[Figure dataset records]

- - - - - - -

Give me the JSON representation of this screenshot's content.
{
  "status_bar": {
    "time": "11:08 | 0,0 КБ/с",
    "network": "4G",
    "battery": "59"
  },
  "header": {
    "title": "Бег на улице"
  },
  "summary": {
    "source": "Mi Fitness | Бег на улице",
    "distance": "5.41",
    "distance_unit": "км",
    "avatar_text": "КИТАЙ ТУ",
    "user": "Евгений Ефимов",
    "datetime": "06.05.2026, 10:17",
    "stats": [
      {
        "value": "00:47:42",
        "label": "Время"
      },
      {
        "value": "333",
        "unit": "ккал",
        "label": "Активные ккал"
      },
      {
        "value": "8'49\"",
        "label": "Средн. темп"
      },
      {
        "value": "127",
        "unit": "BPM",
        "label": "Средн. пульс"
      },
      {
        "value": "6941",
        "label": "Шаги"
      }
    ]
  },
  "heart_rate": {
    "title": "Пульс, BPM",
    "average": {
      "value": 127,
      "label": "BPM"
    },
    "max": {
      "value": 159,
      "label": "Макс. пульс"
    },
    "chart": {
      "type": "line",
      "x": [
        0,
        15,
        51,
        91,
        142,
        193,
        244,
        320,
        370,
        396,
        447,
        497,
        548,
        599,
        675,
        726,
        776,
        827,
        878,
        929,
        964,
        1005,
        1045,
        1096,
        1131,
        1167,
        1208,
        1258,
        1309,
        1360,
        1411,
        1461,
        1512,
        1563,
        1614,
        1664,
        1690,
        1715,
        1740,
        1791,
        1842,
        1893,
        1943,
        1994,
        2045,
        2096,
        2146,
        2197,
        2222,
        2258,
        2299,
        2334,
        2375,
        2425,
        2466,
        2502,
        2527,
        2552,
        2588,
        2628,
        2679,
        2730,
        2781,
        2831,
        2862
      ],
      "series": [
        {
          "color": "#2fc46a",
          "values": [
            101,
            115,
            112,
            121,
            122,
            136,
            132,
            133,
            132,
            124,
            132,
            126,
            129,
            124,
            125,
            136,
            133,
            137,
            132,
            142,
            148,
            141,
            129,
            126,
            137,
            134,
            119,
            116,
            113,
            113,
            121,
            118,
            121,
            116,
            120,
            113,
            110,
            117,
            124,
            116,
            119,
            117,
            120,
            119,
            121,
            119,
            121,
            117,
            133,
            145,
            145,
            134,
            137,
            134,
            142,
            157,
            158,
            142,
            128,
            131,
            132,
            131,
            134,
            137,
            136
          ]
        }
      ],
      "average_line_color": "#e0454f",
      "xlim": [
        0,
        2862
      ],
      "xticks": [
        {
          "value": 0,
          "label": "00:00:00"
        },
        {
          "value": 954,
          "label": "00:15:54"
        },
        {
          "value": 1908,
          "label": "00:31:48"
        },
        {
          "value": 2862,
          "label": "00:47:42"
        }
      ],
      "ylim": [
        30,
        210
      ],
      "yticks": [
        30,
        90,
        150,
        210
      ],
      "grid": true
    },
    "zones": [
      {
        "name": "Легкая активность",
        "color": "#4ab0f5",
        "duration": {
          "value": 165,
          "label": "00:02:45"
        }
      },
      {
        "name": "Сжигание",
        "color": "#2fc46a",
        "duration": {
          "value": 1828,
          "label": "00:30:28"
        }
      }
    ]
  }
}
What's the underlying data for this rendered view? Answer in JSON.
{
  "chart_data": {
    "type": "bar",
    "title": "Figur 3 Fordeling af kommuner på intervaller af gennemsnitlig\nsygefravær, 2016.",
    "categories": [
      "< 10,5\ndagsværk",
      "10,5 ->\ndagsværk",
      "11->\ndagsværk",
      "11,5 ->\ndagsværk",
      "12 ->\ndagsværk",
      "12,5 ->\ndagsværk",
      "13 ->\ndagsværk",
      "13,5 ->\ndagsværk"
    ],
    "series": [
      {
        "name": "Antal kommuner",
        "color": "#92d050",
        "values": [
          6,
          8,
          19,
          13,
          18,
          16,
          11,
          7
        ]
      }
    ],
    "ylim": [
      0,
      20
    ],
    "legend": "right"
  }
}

- - - - - - -

**DIRECTIONS FOR THIS TASK**: Your answer should consist only of the lines from the one with "What's the underlying" through the end of the data above, reproduced exactly.

**ANSWER FOR THIS EXERCISE**:
What's the underlying data for this rendered view? Answer in JSON.
{
  "chart_data": {
    "type": "bar",
    "title": "Figur 3 Fordeling af kommuner på intervaller af gennemsnitlig\nsygefravær, 2016.",
    "categories": [
      "< 10,5\ndagsværk",
      "10,5 ->\ndagsværk",
      "11->\ndagsværk",
      "11,5 ->\ndagsværk",
      "12 ->\ndagsværk",
      "12,5 ->\ndagsværk",
      "13 ->\ndagsværk",
      "13,5 ->\ndagsværk"
    ],
    "series": [
      {
        "name": "Antal kommuner",
        "color": "#92d050",
        "values": [
          6,
          8,
          19,
          13,
          18,
          16,
          11,
          7
        ]
      }
    ],
    "ylim": [
      0,
      20
    ],
    "legend": "right"
  }
}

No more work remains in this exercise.